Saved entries
^^^^^^^^^^^^^^^^
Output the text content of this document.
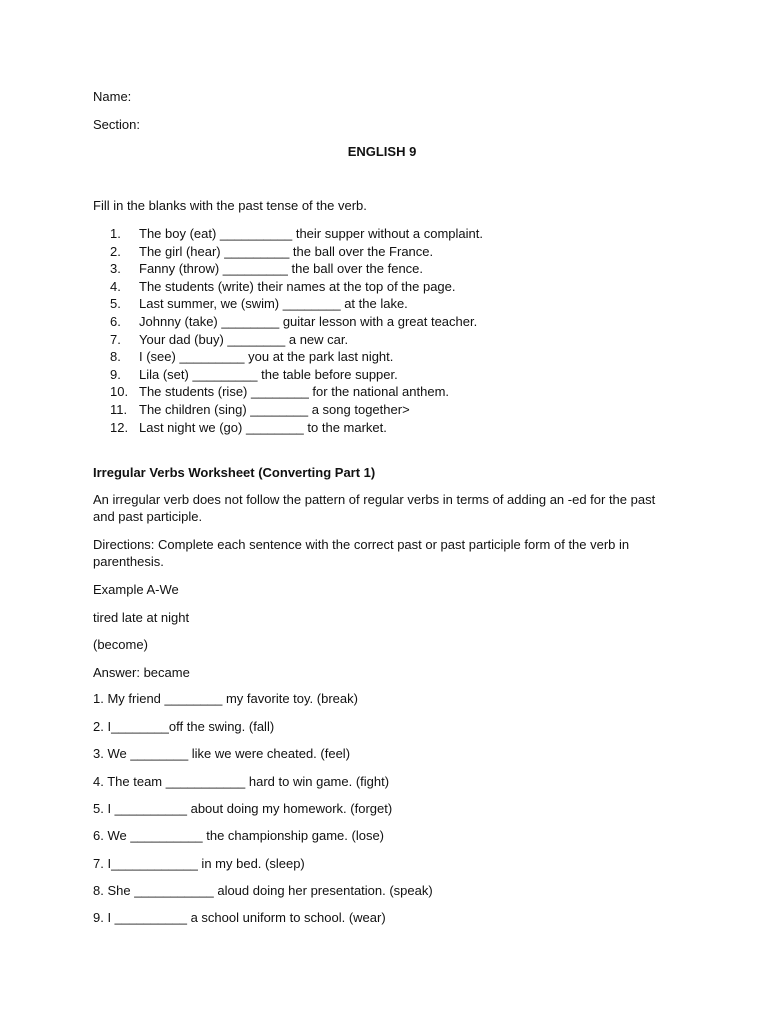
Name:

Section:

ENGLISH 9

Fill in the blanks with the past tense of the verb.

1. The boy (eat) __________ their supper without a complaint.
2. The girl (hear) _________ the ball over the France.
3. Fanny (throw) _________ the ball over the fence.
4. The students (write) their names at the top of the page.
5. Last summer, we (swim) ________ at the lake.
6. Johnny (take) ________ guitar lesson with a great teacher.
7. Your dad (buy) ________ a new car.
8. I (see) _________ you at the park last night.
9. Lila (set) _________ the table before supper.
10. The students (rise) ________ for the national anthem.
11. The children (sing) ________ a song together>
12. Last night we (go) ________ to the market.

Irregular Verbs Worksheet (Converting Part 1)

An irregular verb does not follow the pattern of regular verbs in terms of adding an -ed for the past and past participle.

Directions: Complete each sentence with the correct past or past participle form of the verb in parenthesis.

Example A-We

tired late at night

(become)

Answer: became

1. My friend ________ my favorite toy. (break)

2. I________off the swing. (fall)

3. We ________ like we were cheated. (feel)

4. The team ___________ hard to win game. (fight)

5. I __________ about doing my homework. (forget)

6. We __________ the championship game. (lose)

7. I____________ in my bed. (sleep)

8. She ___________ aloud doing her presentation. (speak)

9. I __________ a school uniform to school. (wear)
^^^^^^^^^^^^^^^^
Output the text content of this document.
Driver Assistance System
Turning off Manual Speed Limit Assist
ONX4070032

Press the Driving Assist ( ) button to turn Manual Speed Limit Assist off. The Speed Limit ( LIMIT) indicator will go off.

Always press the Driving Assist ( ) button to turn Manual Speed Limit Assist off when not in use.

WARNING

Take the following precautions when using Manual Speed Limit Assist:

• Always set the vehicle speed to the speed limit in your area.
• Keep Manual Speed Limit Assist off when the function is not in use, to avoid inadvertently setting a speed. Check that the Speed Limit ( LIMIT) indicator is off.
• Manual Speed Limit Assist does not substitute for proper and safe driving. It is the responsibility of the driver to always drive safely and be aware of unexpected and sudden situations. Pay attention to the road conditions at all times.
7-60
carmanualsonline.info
^^^^^^^^^^^^^^^^
> PROBLEM
Lines that include the word "ball" are to be extracted from the data above.

> TASK ANSWER
2. The girl (hear) _________ the ball over the France.
3. Fanny (throw) _________ the ball over the fence.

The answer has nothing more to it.